▸ **Assigned task A**
Answer these from the B-RAF excerpt:
(i) Which lane of the PCR-SSCP analysis holds DNA from an anaplastic oligodendroglioma?
(ii) What base substitution at codon 600 does the sequencing analysis show?
(iii) What amino acid change at residue 469 is frequently involved in the exon 11 hotspot?
▸ **Assigned task B**
Write out the stretch of the B-RAF excerpt from "PCR-SSCP analysis of" through "acid (black arrow)", word for word.

Segment Start: Source document

PCR-SSCP analysis of exon 15 of the B-RAF gene. Lane 1: control DNA; lane 2: DNA from a glioblastoma with normal band pattern; lane 3: DNA from an anaplastic oligodendroglioma with normal band pattern; lane 4: DNA from a glioblastoma with V600E band shift (white arrow)

Fig. 2
figure 2

Sequencing analysis of B-RAF indicating a thymine to adenine substitution at codon 600, resulting in a substitution of a valine to a glutamic acid (black arrow)

Discussion

The RAF kinase family consist of three members: A-, B- and C-RAF (also known as RAF-1), with regulatory properties in RAS signal transduction cascade that regulates cell proliferation and differentiation in response to growth factors, cytokines and hormones [17]. Activated RAS induce phosphorylation and activation of RAF serine/threonine kinases, triggering sequential phosphorylation and activation of MEK and ERK [11]. Although the oncogenic potential of RAF (particularly of C-RAF in in vitro models) has been known for a long time [15], it is only recently that a large-scale screen for genes mutated in cancer has reported the presence of somatic B-RAF mutations in human tumors, including melanomas, colorectal, lung and thyroid cancers [3, 13, 14, 18]. The most frequent mutation is a single transversion in exon 15 (T1799A), which accounts for 90% of B-RAF mutations in human cancers, and leads to a substitution of valine by glutamic acid at position 600 (V600E) in the B-RAF kinase activation domain [3]. A second hotspot region for B-RAF mutation was found in exon 11, and frequently involves a substitution of a glycine to an alanine at residue 469 (G469A) due to change of a guanine to a cytosine at position 1406 (G1406C) [3]. The primary consequence of both (V600E and G469A) mutant proteins is a higher kinase activity, which through distinct mechanisms stimulates ERK activity independently of RAS status [21], inducing in vitro transformation of human NIH3T3 cell lines [3].

Segment End: Source document
Segment Start: Provided data

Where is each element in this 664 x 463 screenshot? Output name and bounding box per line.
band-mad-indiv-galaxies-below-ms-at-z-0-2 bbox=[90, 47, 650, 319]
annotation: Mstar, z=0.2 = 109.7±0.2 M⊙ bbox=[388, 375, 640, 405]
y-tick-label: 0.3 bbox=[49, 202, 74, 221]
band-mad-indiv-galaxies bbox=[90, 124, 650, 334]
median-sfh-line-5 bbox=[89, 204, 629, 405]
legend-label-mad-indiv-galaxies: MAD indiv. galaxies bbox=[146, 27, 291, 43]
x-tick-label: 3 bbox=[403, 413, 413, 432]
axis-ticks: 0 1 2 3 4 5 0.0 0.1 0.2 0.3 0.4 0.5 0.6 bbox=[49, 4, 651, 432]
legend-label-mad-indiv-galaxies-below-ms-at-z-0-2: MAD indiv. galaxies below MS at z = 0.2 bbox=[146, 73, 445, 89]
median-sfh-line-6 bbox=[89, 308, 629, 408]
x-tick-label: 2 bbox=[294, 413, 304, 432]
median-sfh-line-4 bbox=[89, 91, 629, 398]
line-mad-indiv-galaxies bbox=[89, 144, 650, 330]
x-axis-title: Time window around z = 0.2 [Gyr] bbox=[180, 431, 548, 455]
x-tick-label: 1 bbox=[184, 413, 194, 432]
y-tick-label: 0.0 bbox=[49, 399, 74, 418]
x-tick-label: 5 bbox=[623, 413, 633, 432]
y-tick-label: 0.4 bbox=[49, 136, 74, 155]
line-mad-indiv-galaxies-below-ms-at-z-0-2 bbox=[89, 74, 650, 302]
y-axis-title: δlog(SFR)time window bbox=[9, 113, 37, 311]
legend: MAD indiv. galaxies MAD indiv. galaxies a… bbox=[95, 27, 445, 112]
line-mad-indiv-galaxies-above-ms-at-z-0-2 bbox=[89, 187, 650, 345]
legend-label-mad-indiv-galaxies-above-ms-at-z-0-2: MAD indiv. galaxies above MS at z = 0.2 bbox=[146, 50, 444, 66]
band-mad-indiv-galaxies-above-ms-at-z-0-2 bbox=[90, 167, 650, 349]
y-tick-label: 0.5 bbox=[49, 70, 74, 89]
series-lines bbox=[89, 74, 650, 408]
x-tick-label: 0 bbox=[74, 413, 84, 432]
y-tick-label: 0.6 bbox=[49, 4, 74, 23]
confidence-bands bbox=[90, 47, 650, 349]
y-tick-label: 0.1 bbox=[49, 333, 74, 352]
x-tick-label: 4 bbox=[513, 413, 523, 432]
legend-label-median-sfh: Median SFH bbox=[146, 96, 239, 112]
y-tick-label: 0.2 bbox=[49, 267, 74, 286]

Segment End: Provided data

▸ **Problem solution A**
(i) Lane 3.
(ii) Thymine to adenine.
(iii) Glycine to alanine (G469A).

▸ **Problem solution B**
PCR-SSCP analysis of exon 15 of the B-RAF gene. Lane 1: control DNA; lane 2: DNA from a glioblastoma with normal band pattern; lane 3: DNA from an anaplastic oligodendroglioma with normal band pattern; lane 4: DNA from a glioblastoma with V600E band shift (white arrow)

Fig. 2
figure 2

Sequencing analysis of B-RAF indicating a thymine to adenine substitution at codon 600, resulting in a substitution of a valine to a glutamic acid (black arrow)